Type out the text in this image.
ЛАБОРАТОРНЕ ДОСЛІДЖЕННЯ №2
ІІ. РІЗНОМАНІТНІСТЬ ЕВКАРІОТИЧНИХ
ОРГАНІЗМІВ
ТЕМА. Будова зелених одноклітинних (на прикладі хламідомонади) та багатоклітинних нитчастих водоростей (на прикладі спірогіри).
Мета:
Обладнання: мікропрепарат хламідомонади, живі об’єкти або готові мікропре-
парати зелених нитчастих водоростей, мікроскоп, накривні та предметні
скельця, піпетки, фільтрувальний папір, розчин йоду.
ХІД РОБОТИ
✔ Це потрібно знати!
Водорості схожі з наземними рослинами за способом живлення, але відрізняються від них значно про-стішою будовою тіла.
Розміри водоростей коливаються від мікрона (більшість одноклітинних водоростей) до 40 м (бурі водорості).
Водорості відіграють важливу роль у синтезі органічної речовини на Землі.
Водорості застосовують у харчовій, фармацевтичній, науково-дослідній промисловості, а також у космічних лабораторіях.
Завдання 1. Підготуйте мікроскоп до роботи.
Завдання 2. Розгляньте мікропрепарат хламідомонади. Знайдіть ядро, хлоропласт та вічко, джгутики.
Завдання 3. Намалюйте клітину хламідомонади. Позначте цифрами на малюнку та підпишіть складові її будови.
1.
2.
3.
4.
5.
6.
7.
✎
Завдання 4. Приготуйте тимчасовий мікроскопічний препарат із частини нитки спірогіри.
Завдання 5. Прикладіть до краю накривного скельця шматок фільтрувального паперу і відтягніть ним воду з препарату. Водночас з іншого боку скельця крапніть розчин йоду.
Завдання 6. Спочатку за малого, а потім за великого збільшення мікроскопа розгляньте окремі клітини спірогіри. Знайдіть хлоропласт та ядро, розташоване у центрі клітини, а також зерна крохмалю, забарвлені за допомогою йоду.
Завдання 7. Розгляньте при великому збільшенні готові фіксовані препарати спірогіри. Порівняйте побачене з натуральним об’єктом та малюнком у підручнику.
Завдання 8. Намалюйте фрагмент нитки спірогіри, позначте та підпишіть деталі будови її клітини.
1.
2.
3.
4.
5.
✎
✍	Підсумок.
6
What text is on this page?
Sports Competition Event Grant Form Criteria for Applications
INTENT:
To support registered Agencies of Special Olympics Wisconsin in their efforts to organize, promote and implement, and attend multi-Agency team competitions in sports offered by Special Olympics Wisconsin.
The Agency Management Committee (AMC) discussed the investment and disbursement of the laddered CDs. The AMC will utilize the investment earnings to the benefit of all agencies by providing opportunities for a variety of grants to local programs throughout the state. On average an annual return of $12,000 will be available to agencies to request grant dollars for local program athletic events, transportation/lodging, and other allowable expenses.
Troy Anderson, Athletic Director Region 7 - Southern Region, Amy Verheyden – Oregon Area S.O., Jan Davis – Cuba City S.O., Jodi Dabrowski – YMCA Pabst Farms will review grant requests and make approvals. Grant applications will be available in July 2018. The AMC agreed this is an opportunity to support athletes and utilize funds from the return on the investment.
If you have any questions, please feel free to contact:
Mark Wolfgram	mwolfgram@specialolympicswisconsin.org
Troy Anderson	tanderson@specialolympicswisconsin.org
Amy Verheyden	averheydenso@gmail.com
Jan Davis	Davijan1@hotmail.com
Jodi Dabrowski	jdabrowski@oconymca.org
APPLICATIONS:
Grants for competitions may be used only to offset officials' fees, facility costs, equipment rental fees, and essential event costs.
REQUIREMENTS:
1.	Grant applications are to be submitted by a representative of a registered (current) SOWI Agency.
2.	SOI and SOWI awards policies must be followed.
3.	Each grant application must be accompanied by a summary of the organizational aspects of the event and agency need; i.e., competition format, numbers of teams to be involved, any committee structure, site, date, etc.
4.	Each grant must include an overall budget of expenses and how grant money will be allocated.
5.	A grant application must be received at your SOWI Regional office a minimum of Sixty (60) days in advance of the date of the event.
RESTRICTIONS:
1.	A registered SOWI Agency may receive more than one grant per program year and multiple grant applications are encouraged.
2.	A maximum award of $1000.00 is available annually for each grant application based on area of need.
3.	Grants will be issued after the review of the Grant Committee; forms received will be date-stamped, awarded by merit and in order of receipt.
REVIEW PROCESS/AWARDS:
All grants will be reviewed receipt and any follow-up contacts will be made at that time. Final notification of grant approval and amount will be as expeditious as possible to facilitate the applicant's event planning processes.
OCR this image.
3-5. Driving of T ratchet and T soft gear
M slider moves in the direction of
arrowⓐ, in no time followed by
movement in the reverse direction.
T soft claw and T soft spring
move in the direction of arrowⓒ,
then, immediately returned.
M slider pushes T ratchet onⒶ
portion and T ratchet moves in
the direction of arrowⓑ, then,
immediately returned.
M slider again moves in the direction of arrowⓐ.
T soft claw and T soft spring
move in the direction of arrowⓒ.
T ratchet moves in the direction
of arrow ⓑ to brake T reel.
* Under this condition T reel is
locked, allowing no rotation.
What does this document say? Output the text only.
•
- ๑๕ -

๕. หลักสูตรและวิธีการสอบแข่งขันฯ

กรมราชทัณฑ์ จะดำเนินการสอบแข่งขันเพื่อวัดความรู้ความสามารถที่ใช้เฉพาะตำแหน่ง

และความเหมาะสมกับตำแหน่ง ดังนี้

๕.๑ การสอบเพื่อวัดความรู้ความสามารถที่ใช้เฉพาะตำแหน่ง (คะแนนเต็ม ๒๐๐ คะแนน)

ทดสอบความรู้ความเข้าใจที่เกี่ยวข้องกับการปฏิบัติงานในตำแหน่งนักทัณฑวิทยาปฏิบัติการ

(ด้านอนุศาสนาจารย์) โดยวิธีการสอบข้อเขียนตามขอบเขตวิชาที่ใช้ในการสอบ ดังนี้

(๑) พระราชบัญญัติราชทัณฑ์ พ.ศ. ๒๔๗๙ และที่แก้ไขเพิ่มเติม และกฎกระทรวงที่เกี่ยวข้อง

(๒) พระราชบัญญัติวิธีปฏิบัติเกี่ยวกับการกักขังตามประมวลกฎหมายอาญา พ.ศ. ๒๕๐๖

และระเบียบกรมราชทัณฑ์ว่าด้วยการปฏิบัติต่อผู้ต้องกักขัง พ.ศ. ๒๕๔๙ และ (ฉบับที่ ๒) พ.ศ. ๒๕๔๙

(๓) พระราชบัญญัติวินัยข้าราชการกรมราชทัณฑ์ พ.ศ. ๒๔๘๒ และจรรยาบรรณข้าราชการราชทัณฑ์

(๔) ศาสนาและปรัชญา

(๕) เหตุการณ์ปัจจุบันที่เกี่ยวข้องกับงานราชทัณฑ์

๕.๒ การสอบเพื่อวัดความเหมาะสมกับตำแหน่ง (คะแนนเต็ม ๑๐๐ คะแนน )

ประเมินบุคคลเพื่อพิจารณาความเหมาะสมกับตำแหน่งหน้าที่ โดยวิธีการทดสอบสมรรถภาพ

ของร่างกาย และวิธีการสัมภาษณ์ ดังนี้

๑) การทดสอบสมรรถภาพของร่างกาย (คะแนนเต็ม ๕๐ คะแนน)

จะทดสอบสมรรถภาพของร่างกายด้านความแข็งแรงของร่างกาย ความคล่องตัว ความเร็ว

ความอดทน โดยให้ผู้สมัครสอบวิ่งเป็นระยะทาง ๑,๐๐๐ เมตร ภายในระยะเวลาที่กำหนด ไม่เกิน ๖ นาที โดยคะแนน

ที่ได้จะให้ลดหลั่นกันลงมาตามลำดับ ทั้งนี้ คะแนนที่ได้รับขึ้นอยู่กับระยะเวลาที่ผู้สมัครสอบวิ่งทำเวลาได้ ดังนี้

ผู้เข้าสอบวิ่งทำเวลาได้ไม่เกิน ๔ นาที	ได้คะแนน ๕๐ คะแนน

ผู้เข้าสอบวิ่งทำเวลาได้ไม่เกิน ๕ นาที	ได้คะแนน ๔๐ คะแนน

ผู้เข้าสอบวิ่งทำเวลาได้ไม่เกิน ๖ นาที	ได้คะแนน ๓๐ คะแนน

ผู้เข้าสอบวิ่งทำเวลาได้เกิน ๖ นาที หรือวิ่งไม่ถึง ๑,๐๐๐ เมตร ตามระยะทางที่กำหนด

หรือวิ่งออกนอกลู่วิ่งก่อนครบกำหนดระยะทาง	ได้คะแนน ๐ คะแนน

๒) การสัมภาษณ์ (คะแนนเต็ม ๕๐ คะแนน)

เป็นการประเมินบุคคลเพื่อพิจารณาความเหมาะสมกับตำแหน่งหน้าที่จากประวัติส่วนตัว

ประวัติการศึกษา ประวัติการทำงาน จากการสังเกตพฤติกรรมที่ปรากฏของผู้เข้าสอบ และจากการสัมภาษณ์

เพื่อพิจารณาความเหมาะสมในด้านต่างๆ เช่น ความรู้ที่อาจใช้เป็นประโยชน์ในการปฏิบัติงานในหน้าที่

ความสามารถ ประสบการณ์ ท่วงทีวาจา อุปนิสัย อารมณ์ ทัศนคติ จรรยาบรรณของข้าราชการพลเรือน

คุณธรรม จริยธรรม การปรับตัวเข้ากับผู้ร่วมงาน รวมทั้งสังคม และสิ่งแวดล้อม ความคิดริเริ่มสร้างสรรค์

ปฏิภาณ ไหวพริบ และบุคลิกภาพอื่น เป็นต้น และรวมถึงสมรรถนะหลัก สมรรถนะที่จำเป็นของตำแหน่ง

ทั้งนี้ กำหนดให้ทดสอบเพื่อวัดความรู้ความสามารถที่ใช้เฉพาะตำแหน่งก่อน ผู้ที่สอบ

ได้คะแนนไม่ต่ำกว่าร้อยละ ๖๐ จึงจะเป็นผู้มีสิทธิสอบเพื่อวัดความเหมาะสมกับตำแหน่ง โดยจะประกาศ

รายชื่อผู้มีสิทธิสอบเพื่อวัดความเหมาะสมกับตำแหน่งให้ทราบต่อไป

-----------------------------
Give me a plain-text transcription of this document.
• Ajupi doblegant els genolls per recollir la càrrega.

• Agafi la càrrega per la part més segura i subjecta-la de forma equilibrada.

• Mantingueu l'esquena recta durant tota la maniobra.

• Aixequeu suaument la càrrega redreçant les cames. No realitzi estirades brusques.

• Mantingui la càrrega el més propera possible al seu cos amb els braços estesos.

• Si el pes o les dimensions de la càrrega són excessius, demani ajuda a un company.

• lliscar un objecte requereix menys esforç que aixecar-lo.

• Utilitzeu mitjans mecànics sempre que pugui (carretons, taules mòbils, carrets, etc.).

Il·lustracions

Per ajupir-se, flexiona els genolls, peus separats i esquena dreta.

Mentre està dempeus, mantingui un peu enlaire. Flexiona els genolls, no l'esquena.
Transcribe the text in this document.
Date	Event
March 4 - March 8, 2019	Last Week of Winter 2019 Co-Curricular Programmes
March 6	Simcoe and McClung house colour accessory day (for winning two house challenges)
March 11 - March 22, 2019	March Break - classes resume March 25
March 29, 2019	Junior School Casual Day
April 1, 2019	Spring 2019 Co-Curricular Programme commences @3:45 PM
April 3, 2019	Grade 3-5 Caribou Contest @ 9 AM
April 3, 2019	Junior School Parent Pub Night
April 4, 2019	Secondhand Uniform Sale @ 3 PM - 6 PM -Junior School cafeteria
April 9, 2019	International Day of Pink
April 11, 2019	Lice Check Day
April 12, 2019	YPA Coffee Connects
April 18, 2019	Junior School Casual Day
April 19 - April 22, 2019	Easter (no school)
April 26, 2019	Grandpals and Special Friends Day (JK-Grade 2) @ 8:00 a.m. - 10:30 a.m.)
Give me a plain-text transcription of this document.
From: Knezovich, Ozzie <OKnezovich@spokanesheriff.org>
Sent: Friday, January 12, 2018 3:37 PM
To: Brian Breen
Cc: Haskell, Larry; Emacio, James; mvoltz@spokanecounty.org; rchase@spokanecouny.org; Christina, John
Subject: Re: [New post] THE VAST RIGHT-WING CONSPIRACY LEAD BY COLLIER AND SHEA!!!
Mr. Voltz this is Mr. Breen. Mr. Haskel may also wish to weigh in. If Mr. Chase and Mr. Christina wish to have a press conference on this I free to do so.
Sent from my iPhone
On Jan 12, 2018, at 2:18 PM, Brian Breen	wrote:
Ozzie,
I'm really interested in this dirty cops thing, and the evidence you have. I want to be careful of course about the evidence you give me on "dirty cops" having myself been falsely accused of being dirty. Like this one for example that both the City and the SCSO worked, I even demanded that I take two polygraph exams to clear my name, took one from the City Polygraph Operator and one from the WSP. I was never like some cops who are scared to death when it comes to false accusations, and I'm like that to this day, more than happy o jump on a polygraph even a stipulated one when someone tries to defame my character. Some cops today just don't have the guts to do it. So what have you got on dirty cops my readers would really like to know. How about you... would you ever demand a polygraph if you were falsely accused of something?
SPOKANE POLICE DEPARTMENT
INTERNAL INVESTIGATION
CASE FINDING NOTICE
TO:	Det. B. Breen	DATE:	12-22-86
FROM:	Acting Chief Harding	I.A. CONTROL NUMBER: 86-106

= = = = = = =

Work to be completed
Using the records above, select and copy every line that has the word "investment".

The answer
The Agency Management Committee (AMC) discussed the investment and disbursement of the laddered CDs. The AMC will utilize the investment earnings to the benefit of all agencies by providing opportunities for a variety of grants to local programs throughout the state. On average an annual return of $12,000 will be available to agencies to request grant dollars for local program athletic events, transportation/lodging, and other allowable expenses.
Troy Anderson, Athletic Director Region 7 - Southern Region, Amy Verheyden – Oregon Area S.O., Jan Davis – Cuba City S.O., Jodi Dabrowski – YMCA Pabst Farms will review grant requests and make approvals. Grant applications will be available in July 2018. The AMC agreed this is an opportunity to support athletes and utilize funds from the return on the investment.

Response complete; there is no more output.